▸ What is being asked
Return only the number of lines in the entries below that hold the word "악성빈혈".

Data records
==================================================
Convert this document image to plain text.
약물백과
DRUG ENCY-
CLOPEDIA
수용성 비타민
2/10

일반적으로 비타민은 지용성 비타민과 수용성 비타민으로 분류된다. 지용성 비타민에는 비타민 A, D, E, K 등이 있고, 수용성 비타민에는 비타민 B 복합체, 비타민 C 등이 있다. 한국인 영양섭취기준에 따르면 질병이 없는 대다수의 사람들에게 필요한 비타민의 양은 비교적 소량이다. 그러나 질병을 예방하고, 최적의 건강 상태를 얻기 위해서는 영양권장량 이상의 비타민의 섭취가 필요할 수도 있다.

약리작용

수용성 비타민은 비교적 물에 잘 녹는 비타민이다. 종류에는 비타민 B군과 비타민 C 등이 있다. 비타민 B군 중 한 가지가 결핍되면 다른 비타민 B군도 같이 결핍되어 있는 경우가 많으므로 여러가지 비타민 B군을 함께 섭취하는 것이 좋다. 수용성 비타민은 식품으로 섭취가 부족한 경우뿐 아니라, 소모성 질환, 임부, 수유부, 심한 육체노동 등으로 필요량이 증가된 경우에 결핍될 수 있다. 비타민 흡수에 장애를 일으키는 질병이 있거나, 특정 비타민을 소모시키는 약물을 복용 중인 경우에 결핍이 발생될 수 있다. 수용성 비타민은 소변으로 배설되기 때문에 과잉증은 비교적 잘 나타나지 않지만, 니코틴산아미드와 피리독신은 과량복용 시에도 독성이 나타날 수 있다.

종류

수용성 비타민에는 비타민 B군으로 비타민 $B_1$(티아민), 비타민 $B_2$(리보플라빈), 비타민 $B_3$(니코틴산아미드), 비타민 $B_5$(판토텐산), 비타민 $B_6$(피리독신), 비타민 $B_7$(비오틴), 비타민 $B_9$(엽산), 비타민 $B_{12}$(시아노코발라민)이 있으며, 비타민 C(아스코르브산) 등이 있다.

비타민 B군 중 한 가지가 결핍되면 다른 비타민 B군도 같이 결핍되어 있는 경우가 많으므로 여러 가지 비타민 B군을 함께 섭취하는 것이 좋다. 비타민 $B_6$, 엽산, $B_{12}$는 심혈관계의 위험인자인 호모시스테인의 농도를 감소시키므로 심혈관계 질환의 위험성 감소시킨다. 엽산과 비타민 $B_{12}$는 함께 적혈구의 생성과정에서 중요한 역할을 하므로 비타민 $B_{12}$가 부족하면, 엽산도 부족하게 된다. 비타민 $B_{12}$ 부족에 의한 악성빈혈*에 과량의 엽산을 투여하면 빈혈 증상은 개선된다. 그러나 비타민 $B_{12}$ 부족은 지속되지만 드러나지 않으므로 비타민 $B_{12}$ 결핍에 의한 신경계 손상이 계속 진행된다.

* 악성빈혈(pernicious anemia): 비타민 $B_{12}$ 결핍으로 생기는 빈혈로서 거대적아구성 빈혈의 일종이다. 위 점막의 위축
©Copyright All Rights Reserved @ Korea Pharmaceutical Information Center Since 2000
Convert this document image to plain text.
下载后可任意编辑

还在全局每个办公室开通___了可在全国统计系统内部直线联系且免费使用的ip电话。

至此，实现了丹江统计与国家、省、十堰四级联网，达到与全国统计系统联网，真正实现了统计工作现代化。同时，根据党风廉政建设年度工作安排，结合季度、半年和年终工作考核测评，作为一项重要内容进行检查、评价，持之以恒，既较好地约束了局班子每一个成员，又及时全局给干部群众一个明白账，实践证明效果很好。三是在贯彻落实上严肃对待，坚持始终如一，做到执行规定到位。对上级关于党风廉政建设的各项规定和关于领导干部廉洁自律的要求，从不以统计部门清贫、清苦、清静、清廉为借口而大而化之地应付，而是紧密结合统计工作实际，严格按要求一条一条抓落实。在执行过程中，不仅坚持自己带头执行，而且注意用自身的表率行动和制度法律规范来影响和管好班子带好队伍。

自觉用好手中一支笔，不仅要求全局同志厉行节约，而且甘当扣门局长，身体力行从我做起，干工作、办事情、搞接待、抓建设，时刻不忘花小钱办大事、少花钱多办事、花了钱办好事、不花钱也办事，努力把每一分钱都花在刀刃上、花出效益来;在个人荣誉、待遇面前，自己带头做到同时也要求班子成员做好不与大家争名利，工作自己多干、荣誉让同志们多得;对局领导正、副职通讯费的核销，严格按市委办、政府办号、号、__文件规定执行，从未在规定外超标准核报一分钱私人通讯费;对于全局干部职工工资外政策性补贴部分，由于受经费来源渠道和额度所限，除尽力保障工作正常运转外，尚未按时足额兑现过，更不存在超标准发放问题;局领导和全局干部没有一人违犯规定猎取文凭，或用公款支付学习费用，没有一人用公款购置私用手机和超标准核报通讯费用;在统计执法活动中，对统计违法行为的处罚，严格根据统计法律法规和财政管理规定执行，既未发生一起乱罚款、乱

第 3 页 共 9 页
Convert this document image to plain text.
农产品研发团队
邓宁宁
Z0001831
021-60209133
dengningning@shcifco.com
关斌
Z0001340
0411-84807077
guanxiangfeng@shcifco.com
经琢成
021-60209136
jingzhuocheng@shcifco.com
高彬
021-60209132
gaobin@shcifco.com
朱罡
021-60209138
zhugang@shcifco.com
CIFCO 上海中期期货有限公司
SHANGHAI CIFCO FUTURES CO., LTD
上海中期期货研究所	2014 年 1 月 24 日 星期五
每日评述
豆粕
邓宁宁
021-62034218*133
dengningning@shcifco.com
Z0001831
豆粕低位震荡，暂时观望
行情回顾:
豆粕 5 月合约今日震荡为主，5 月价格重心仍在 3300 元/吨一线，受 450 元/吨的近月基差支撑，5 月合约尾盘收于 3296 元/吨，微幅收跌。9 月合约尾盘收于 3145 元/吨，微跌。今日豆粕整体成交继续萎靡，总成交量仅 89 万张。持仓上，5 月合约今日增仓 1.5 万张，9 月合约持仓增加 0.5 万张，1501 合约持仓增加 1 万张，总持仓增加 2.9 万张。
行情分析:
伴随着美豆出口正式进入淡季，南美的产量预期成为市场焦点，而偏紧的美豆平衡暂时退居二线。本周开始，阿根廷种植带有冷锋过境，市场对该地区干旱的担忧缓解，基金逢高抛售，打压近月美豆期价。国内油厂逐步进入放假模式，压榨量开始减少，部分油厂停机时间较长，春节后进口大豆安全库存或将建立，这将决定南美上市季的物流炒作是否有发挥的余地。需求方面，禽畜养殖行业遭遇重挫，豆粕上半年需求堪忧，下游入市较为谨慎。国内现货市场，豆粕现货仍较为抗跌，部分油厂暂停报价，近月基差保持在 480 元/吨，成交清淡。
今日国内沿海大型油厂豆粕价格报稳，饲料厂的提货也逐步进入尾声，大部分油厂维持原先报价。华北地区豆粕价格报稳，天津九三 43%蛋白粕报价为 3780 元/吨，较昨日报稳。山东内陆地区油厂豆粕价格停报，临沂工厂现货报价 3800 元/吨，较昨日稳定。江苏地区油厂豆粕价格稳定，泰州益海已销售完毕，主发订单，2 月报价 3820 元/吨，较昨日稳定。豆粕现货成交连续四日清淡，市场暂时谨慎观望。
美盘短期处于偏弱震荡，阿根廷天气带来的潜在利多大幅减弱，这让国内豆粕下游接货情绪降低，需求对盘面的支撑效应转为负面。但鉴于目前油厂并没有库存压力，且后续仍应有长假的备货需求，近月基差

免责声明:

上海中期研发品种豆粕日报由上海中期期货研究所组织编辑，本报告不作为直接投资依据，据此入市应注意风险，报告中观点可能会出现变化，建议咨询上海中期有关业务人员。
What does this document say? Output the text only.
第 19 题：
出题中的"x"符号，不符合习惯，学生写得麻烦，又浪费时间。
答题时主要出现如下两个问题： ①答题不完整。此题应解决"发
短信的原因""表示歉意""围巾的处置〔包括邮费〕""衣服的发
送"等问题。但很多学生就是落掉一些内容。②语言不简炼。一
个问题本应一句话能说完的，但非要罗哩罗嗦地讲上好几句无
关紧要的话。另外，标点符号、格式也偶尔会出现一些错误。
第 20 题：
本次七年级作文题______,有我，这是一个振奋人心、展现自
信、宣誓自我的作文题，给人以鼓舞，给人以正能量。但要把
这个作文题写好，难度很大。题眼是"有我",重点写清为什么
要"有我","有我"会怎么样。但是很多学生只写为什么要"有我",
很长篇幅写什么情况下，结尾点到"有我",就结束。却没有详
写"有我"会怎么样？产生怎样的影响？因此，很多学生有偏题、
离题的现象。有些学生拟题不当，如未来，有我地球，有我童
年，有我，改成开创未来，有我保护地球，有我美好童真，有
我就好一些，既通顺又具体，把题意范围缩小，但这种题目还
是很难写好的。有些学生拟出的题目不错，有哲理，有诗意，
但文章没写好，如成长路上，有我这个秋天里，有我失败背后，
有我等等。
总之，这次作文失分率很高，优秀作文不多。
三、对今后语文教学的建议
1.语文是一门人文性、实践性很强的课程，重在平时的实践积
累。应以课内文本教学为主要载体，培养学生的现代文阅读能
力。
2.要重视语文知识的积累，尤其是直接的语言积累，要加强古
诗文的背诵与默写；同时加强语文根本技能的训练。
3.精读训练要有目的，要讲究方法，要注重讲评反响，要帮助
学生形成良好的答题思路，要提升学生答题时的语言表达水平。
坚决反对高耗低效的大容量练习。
==================================================
▸ Response for this exercise
2